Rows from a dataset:
* * * * * * * * *
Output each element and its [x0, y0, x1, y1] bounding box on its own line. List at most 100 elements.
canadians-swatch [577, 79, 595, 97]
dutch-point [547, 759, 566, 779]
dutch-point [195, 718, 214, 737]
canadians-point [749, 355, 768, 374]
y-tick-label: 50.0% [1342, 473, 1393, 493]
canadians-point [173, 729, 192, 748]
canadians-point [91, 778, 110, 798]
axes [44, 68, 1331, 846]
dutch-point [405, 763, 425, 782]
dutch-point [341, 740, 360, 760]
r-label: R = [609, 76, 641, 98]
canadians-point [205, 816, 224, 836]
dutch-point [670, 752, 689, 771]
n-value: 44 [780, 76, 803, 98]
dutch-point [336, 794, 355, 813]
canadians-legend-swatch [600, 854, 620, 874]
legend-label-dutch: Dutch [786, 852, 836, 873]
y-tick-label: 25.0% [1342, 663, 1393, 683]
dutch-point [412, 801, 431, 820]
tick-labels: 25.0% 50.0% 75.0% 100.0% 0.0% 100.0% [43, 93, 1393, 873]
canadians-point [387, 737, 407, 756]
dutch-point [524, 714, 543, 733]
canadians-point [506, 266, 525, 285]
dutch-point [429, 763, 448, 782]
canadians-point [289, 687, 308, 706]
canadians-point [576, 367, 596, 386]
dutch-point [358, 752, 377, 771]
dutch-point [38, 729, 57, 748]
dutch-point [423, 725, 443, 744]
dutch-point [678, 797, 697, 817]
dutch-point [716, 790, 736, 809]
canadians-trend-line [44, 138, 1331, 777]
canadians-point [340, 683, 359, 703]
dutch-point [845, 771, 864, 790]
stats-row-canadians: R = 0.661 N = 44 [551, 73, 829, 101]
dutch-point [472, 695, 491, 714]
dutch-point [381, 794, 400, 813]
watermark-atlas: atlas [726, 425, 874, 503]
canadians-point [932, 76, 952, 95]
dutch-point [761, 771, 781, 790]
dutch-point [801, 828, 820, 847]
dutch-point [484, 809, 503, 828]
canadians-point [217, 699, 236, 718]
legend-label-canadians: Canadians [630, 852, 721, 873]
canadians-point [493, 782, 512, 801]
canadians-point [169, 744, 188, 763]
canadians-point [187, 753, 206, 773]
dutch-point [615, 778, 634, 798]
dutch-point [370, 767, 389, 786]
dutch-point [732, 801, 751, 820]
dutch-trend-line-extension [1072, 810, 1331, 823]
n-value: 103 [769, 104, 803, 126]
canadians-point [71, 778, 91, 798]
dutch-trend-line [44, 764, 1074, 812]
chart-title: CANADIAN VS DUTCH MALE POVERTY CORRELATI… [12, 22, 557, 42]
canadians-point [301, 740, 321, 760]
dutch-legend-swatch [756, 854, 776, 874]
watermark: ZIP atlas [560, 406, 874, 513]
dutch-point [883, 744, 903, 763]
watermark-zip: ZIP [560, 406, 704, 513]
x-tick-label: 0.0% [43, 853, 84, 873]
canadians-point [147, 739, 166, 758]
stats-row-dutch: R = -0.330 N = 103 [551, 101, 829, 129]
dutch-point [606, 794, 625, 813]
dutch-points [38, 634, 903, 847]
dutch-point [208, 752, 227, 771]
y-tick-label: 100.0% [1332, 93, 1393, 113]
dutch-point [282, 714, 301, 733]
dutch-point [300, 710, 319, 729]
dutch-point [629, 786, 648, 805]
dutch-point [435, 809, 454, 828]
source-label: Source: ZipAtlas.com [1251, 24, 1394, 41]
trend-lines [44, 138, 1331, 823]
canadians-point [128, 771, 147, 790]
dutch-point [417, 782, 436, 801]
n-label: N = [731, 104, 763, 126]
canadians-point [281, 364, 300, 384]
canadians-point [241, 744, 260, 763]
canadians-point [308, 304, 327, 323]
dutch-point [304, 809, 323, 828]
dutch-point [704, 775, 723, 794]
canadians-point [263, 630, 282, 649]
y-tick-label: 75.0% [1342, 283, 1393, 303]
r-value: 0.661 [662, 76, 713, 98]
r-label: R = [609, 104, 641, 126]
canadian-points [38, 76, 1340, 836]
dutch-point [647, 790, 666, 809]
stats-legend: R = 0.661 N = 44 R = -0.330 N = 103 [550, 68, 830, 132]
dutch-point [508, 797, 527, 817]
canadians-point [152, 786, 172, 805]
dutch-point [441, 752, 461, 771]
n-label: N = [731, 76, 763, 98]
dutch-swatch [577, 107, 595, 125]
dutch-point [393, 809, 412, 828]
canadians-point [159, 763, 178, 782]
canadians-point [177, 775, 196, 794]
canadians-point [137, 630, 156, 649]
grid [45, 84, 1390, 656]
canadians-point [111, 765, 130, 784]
* * * * * * * * *
Exercise goal: Reproduce the listing without changes, from its first line through the line with "canadians-point [506, 266, 525, 285]", and include that line too.

Exercise output:
Output each element and its [x0, y0, x1, y1] bounding box on its own line. List at most 100 elements.
canadians-swatch [577, 79, 595, 97]
dutch-point [547, 759, 566, 779]
dutch-point [195, 718, 214, 737]
canadians-point [749, 355, 768, 374]
y-tick-label: 50.0% [1342, 473, 1393, 493]
canadians-point [173, 729, 192, 748]
canadians-point [91, 778, 110, 798]
axes [44, 68, 1331, 846]
dutch-point [405, 763, 425, 782]
dutch-point [341, 740, 360, 760]
r-label: R = [609, 76, 641, 98]
canadians-point [205, 816, 224, 836]
dutch-point [670, 752, 689, 771]
n-value: 44 [780, 76, 803, 98]
dutch-point [336, 794, 355, 813]
canadians-legend-swatch [600, 854, 620, 874]
legend-label-dutch: Dutch [786, 852, 836, 873]
y-tick-label: 25.0% [1342, 663, 1393, 683]
dutch-point [412, 801, 431, 820]
tick-labels: 25.0% 50.0% 75.0% 100.0% 0.0% 100.0% [43, 93, 1393, 873]
canadians-point [387, 737, 407, 756]
dutch-point [524, 714, 543, 733]
canadians-point [506, 266, 525, 285]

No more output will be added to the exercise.